EXERCISE PROMPT: In the data below, find each line containing the string "zero" and return it.

EXERCISE INPUT:

|---|

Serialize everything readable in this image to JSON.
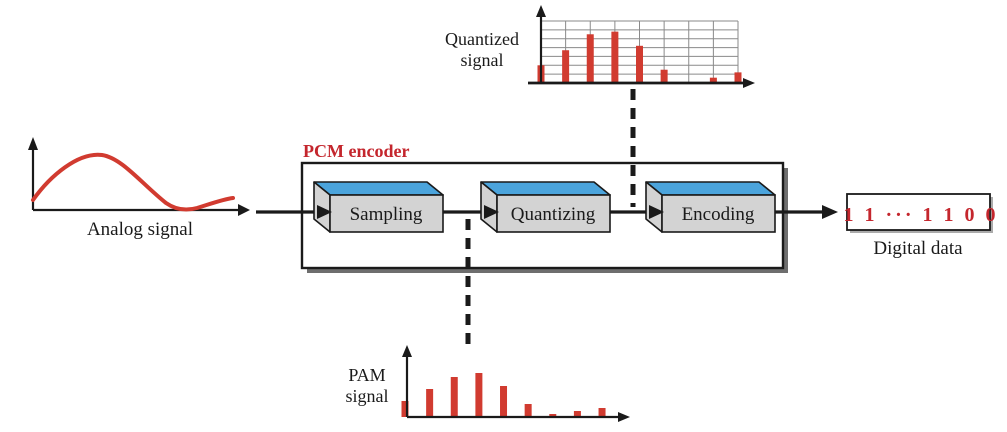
{
  "palette": {
    "signal_red": "#d13b30",
    "label_red": "#c4262d",
    "box_top_blue": "#4ba4dc",
    "box_face_gray": "#d3d3d3",
    "grid_gray": "#8a8a8a",
    "shadow_gray": "#6e6e6e",
    "ink": "#1a1a1a"
  },
  "analog": {
    "label": "Analog signal"
  },
  "encoder": {
    "title": "PCM encoder",
    "blocks": [
      {
        "label": "Sampling"
      },
      {
        "label": "Quantizing"
      },
      {
        "label": "Encoding"
      }
    ]
  },
  "output": {
    "bits": "1 1 ··· 1 1 0 0",
    "label": "Digital data"
  },
  "quantized": {
    "label_line1": "Quantized",
    "label_line2": "signal"
  },
  "pam": {
    "label_line1": "PAM",
    "label_line2": "signal"
  },
  "chart_data": [
    {
      "name": "quantized-signal",
      "type": "bar",
      "title": "Quantized signal",
      "values": [
        2,
        3.7,
        5.5,
        5.8,
        4.2,
        1.5,
        0,
        0.6,
        1.2
      ],
      "ylim": [
        0,
        7
      ],
      "grid": {
        "rows": 7,
        "cols": 8,
        "visible": true
      },
      "note": "values are quantization levels; bar 7 is zero"
    },
    {
      "name": "pam-signal",
      "type": "bar",
      "title": "PAM signal",
      "values": [
        16,
        28,
        40,
        44,
        31,
        13,
        3,
        6,
        9
      ],
      "unit": "amplitude-px",
      "grid": {
        "visible": false
      }
    },
    {
      "name": "analog-signal",
      "type": "line",
      "title": "Analog signal",
      "description": "smooth red waveform: rises from mid-axis to a peak, dips to near zero, then rises slightly at the end"
    }
  ]
}
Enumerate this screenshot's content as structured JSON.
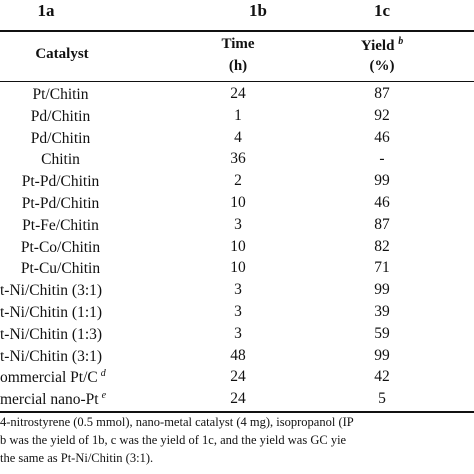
{
  "top_labels": [
    "1a",
    "1b",
    "1c"
  ],
  "headers": {
    "catalyst": "Catalyst",
    "time": "Time",
    "time_unit": "(h)",
    "yield": "Yield",
    "yield_sup": "b",
    "yield_unit": "(%)"
  },
  "rows": [
    {
      "catalyst": "Pt/Chitin",
      "sup": "",
      "time": "24",
      "yield": "87"
    },
    {
      "catalyst": "Pd/Chitin",
      "sup": "",
      "time": "1",
      "yield": "92"
    },
    {
      "catalyst": "Pd/Chitin",
      "sup": "",
      "time": "4",
      "yield": "46"
    },
    {
      "catalyst": "Chitin",
      "sup": "",
      "time": "36",
      "yield": "-"
    },
    {
      "catalyst": "Pt-Pd/Chitin",
      "sup": "",
      "time": "2",
      "yield": "99"
    },
    {
      "catalyst": "Pt-Pd/Chitin",
      "sup": "",
      "time": "10",
      "yield": "46"
    },
    {
      "catalyst": "Pt-Fe/Chitin",
      "sup": "",
      "time": "3",
      "yield": "87"
    },
    {
      "catalyst": "Pt-Co/Chitin",
      "sup": "",
      "time": "10",
      "yield": "82"
    },
    {
      "catalyst": "Pt-Cu/Chitin",
      "sup": "",
      "time": "10",
      "yield": "71"
    },
    {
      "catalyst": "t-Ni/Chitin (3:1)",
      "sup": "",
      "time": "3",
      "yield": "99"
    },
    {
      "catalyst": "t-Ni/Chitin (1:1)",
      "sup": "",
      "time": "3",
      "yield": "39"
    },
    {
      "catalyst": "t-Ni/Chitin (1:3)",
      "sup": "",
      "time": "3",
      "yield": "59"
    },
    {
      "catalyst": "t-Ni/Chitin (3:1)",
      "sup": "",
      "time": "48",
      "yield": "99"
    },
    {
      "catalyst": "ommercial Pt/C",
      "sup": "d",
      "time": "24",
      "yield": "42"
    },
    {
      "catalyst": "mercial nano-Pt",
      "sup": "e",
      "time": "24",
      "yield": "5"
    }
  ],
  "footnotes": [
    "4-nitrostyrene (0.5 mmol), nano-metal catalyst (4 mg), isopropanol (IP",
    "b was the yield of 1b, c was the yield of 1c, and the yield was GC yie",
    "the same as Pt-Ni/Chitin (3:1)."
  ]
}
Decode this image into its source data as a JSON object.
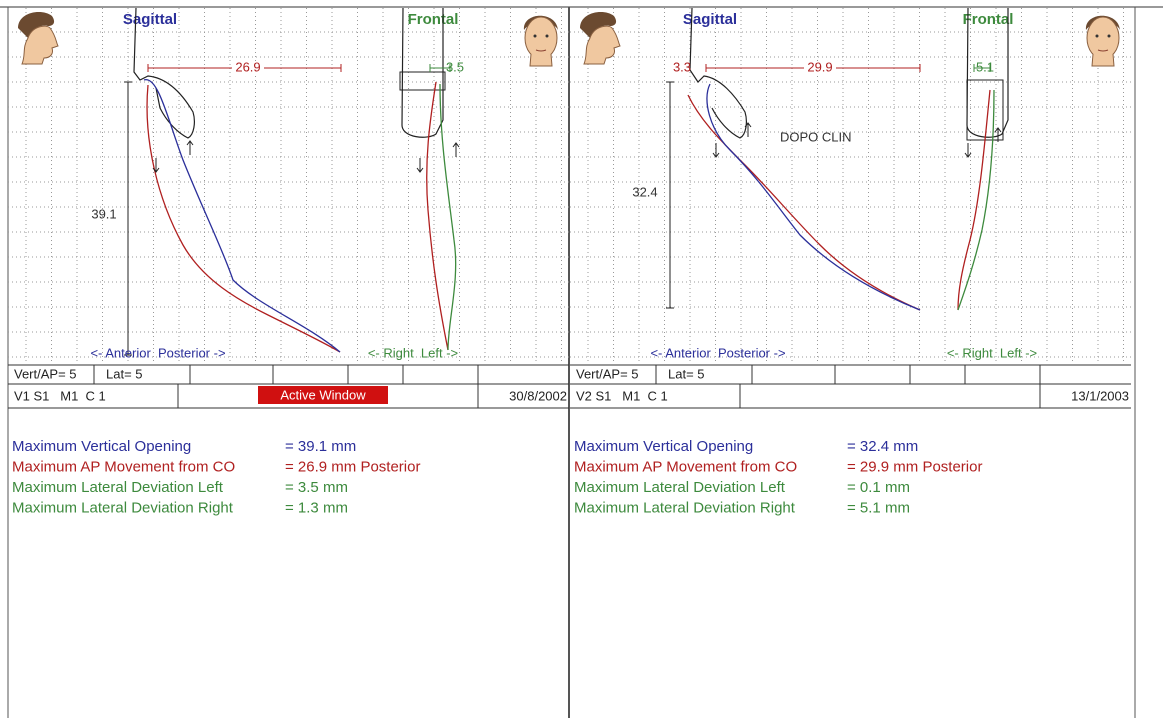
{
  "panels": [
    {
      "sagittal_title": "Sagittal",
      "frontal_title": "Frontal",
      "ap_movement": "26.9",
      "lateral_measure": "3.5",
      "vertical_measure": "39.1",
      "ap_axis": "<- Anterior  Posterior ->",
      "lateral_axis": "<- Right  Left ->",
      "scale_vert_ap": "Vert/AP= 5",
      "scale_lat": "Lat= 5",
      "record": "V1 S1   M1  C 1",
      "status": "Active Window",
      "date": "30/8/2002",
      "results": [
        {
          "label": "Maximum Vertical Opening",
          "value": "= 39.1 mm"
        },
        {
          "label": "Maximum AP Movement from CO",
          "value": "= 26.9 mm Posterior"
        },
        {
          "label": "Maximum Lateral Deviation Left",
          "value": "= 3.5 mm"
        },
        {
          "label": "Maximum Lateral Deviation Right",
          "value": "= 1.3 mm"
        }
      ]
    },
    {
      "sagittal_title": "Sagittal",
      "frontal_title": "Frontal",
      "ap_offset": "3.3",
      "ap_movement": "29.9",
      "lateral_measure": "5.1",
      "vertical_measure": "32.4",
      "note": "DOPO CLIN",
      "ap_axis": "<- Anterior  Posterior ->",
      "lateral_axis": "<- Right  Left ->",
      "scale_vert_ap": "Vert/AP= 5",
      "scale_lat": "Lat= 5",
      "record": "V2 S1   M1  C 1",
      "date": "13/1/2003",
      "results": [
        {
          "label": "Maximum Vertical Opening",
          "value": "= 32.4 mm"
        },
        {
          "label": "Maximum AP Movement from CO",
          "value": "= 29.9 mm Posterior"
        },
        {
          "label": "Maximum Lateral Deviation Left",
          "value": "= 0.1 mm"
        },
        {
          "label": "Maximum Lateral Deviation Right",
          "value": "= 5.1 mm"
        }
      ]
    }
  ]
}
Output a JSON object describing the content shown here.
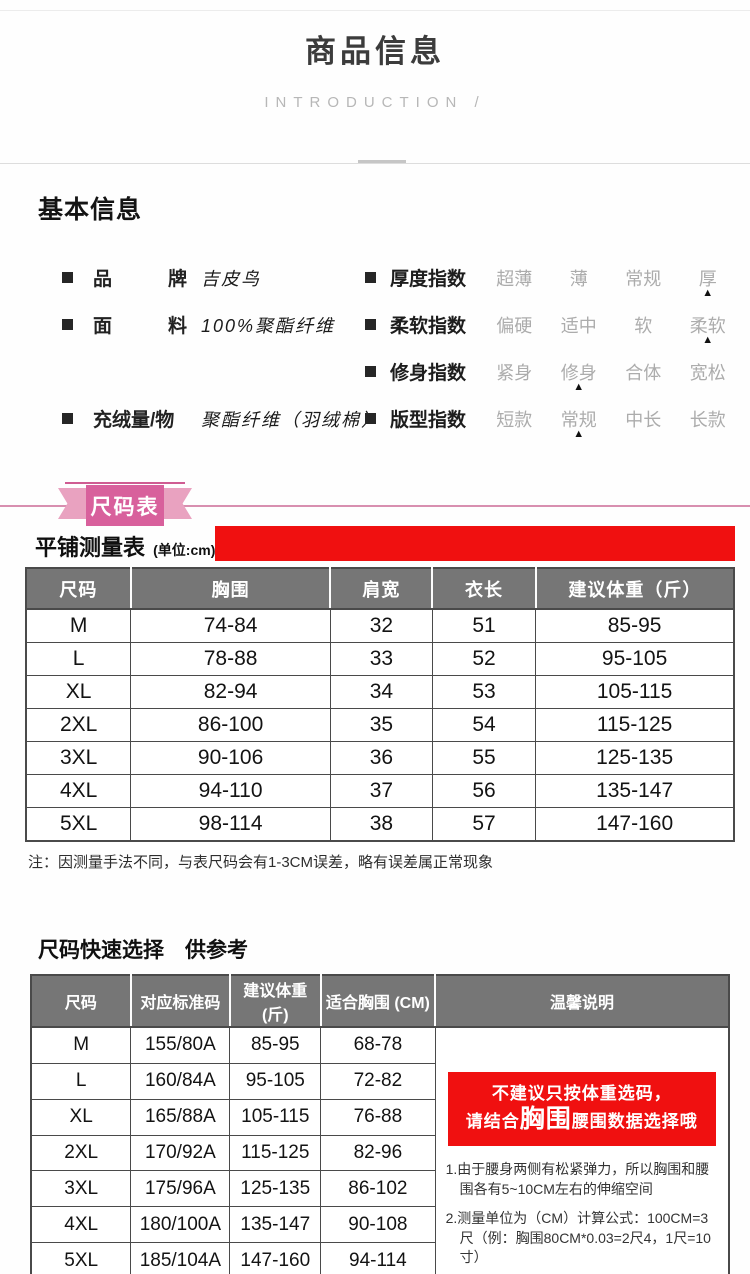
{
  "header": {
    "title": "商品信息",
    "subtitle": "INTRODUCTION /"
  },
  "basic_info": {
    "heading": "基本信息",
    "attributes": [
      {
        "label": "品牌",
        "spread": true,
        "value": "吉皮鸟"
      },
      {
        "label": "面料",
        "spread": true,
        "value": "100%聚酯纤维"
      },
      {
        "label": "充绒量/物",
        "spread": false,
        "value": "聚酯纤维（羽绒棉）"
      }
    ],
    "indices": [
      {
        "label": "厚度指数",
        "options": [
          "超薄",
          "薄",
          "常规",
          "厚"
        ],
        "selected": 3
      },
      {
        "label": "柔软指数",
        "options": [
          "偏硬",
          "适中",
          "软",
          "柔软"
        ],
        "selected": 3
      },
      {
        "label": "修身指数",
        "options": [
          "紧身",
          "修身",
          "合体",
          "宽松"
        ],
        "selected": 1
      },
      {
        "label": "版型指数",
        "options": [
          "短款",
          "常规",
          "中长",
          "长款"
        ],
        "selected": 1
      }
    ]
  },
  "size_section": {
    "ribbon_label": "尺码表",
    "table_title": "平铺测量表",
    "table_unit": "(单位:cm)",
    "table": {
      "headers": [
        "尺码",
        "胸围",
        "肩宽",
        "衣长",
        "建议体重（斤）"
      ],
      "rows": [
        [
          "M",
          "74-84",
          "32",
          "51",
          "85-95"
        ],
        [
          "L",
          "78-88",
          "33",
          "52",
          "95-105"
        ],
        [
          "XL",
          "82-94",
          "34",
          "53",
          "105-115"
        ],
        [
          "2XL",
          "86-100",
          "35",
          "54",
          "115-125"
        ],
        [
          "3XL",
          "90-106",
          "36",
          "55",
          "125-135"
        ],
        [
          "4XL",
          "94-110",
          "37",
          "56",
          "135-147"
        ],
        [
          "5XL",
          "98-114",
          "38",
          "57",
          "147-160"
        ]
      ]
    },
    "note": "注：因测量手法不同，与表尺码会有1-3CM误差，略有误差属正常现象"
  },
  "quick_select": {
    "heading": "尺码快速选择　供参考",
    "table": {
      "headers": [
        "尺码",
        "对应标准码",
        "建议体重 (斤)",
        "适合胸围 (CM)",
        "温馨说明"
      ],
      "rows": [
        [
          "M",
          "155/80A",
          "85-95",
          "68-78"
        ],
        [
          "L",
          "160/84A",
          "95-105",
          "72-82"
        ],
        [
          "XL",
          "165/88A",
          "105-115",
          "76-88"
        ],
        [
          "2XL",
          "170/92A",
          "115-125",
          "82-96"
        ],
        [
          "3XL",
          "175/96A",
          "125-135",
          "86-102"
        ],
        [
          "4XL",
          "180/100A",
          "135-147",
          "90-108"
        ],
        [
          "5XL",
          "185/104A",
          "147-160",
          "94-114"
        ]
      ]
    },
    "warning": {
      "line1": "不建议只按体重选码，",
      "line2_pre": "请结合",
      "line2_emphasis": "胸围",
      "line2_post": "腰围数据选择哦",
      "notes": [
        "1.由于腰身两侧有松紧弹力，所以胸围和腰围各有5~10CM左右的伸缩空间",
        "2.测量单位为（CM）计算公式：100CM=3尺（例：胸围80CM*0.03=2尺4，1尺=10寸）"
      ]
    }
  },
  "icons": {
    "selected_arrow": "▲"
  },
  "colors": {
    "accent_pink": "#d8609c",
    "accent_pink_light": "#e9a2c0",
    "rule_pink": "#d88fb0",
    "banner_red": "#f01010",
    "table_header_bg": "#767676",
    "table_border": "#4a4a4a"
  }
}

|---|

SOLUTION TO THIS EXERCISE:
      "note": "values are quantization levels; bar 7 is zero"
      "description": "smooth red waveform: rises from mid-axis to a peak, dips to near zero, then rises slightly at the end"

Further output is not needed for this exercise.